Source material:
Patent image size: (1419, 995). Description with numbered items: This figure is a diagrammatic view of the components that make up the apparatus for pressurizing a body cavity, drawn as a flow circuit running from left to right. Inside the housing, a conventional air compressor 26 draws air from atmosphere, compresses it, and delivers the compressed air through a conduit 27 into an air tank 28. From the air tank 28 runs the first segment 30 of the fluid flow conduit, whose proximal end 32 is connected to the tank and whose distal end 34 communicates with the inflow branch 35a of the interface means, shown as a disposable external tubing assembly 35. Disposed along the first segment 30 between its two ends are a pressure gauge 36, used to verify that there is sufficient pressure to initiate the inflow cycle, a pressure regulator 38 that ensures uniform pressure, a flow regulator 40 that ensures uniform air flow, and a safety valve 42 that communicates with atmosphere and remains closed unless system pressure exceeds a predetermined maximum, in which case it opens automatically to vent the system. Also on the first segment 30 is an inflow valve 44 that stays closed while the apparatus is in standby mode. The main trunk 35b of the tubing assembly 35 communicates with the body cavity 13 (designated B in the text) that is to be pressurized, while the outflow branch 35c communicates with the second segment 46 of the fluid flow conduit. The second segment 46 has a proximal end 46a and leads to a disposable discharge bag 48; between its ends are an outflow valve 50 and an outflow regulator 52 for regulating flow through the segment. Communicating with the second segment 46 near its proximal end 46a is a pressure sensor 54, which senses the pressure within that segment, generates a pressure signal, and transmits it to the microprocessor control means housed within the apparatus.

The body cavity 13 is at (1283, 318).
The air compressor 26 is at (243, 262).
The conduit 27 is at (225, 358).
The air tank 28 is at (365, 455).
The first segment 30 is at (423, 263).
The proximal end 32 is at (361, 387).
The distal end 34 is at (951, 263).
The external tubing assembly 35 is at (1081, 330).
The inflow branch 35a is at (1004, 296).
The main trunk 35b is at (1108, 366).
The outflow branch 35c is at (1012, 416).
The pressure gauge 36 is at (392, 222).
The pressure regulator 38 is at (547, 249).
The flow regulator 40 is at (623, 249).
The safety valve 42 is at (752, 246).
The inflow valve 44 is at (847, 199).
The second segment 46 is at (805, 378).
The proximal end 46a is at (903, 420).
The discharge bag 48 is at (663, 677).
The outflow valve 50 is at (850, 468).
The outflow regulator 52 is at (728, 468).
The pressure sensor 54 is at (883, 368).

---

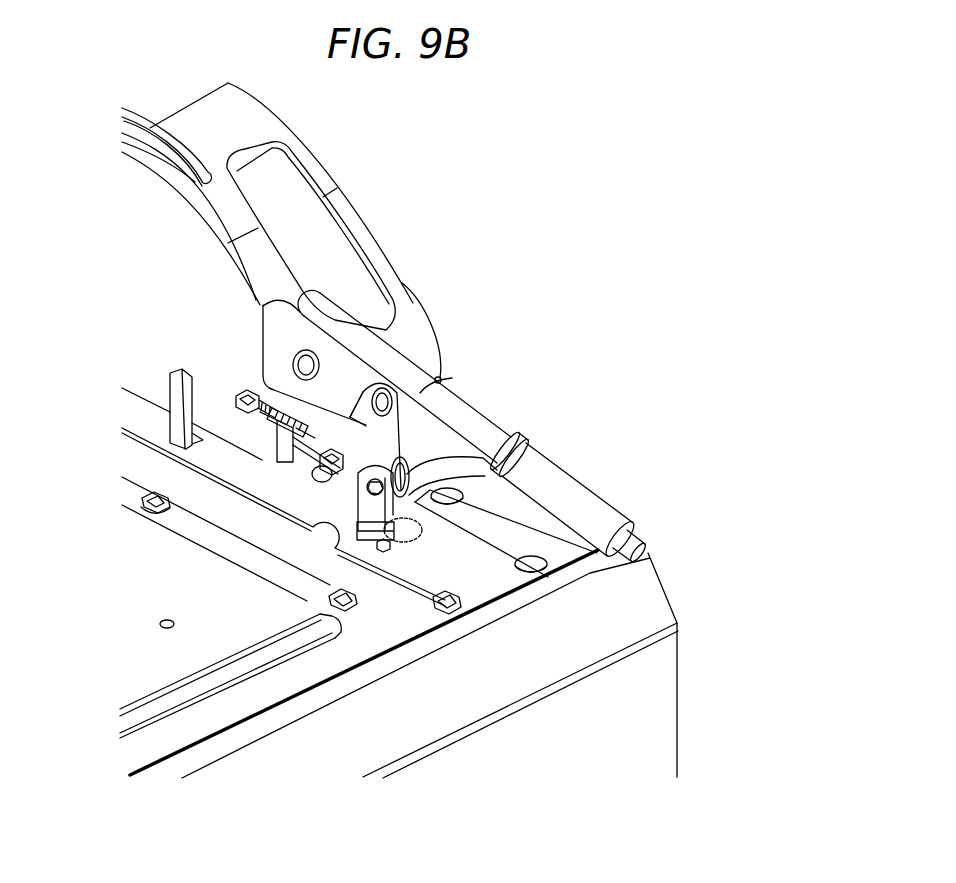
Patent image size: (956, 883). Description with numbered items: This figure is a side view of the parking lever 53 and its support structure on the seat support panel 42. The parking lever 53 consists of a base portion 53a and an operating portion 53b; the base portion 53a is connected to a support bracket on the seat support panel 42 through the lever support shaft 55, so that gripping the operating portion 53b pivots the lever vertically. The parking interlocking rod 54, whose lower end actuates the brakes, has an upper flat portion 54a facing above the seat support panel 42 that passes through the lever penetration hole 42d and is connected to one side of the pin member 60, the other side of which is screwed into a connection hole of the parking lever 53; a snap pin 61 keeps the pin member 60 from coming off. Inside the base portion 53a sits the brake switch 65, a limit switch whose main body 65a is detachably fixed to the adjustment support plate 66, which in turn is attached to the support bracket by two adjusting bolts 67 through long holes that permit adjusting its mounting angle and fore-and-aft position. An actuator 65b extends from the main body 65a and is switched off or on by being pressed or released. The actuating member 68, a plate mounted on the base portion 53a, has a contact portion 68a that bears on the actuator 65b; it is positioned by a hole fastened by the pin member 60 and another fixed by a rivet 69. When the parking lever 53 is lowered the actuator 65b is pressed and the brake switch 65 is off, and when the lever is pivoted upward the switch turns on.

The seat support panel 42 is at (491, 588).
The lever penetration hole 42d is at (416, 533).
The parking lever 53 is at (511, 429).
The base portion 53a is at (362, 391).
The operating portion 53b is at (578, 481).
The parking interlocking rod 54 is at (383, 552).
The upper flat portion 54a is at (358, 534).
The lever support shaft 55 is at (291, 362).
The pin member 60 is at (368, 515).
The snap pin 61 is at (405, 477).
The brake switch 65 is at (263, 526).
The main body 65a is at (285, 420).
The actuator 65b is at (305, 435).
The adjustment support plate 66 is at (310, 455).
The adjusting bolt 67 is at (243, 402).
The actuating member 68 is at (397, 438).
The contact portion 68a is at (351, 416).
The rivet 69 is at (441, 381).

--

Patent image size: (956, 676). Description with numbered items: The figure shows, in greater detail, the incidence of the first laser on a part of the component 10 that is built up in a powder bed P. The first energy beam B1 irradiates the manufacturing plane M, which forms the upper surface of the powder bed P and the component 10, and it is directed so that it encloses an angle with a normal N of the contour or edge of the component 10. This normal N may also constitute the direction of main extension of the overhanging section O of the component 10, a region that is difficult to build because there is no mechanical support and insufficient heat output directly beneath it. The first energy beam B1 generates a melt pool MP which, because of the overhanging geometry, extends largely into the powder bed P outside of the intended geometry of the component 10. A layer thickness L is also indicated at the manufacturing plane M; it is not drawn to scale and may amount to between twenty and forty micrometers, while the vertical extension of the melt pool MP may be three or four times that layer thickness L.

Exercise instructions: Extract the stretch of data from the line containing "Patent image size: (1419, 995)." through the line containing "The inflow branch 35a is at (1004, 296).", both included, and repeat those lines exactly.

Expected output:
Patent image size: (1419, 995). Description with numbered items: This figure is a diagrammatic view of the components that make up the apparatus for pressurizing a body cavity, drawn as a flow circuit running from left to right. Inside the housing, a conventional air compressor 26 draws air from atmosphere, compresses it, and delivers the compressed air through a conduit 27 into an air tank 28. From the air tank 28 runs the first segment 30 of the fluid flow conduit, whose proximal end 32 is connected to the tank and whose distal end 34 communicates with the inflow branch 35a of the interface means, shown as a disposable external tubing assembly 35. Disposed along the first segment 30 between its two ends are a pressure gauge 36, used to verify that there is sufficient pressure to initiate the inflow cycle, a pressure regulator 38 that ensures uniform pressure, a flow regulator 40 that ensures uniform air flow, and a safety valve 42 that communicates with atmosphere and remains closed unless system pressure exceeds a predetermined maximum, in which case it opens automatically to vent the system. Also on the first segment 30 is an inflow valve 44 that stays closed while the apparatus is in standby mode. The main trunk 35b of the tubing assembly 35 communicates with the body cavity 13 (designated B in the text) that is to be pressurized, while the outflow branch 35c communicates with the second segment 46 of the fluid flow conduit. The second segment 46 has a proximal end 46a and leads to a disposable discharge bag 48; between its ends are an outflow valve 50 and an outflow regulator 52 for regulating flow through the segment. Communicating with the second segment 46 near its proximal end 46a is a pressure sensor 54, which senses the pressure within that segment, generates a pressure signal, and transmits it to the microprocessor control means housed within the apparatus.

The body cavity 13 is at (1283, 318).
The air compressor 26 is at (243, 262).
The conduit 27 is at (225, 358).
The air tank 28 is at (365, 455).
The first segment 30 is at (423, 263).
The proximal end 32 is at (361, 387).
The distal end 34 is at (951, 263).
The external tubing assembly 35 is at (1081, 330).
The inflow branch 35a is at (1004, 296).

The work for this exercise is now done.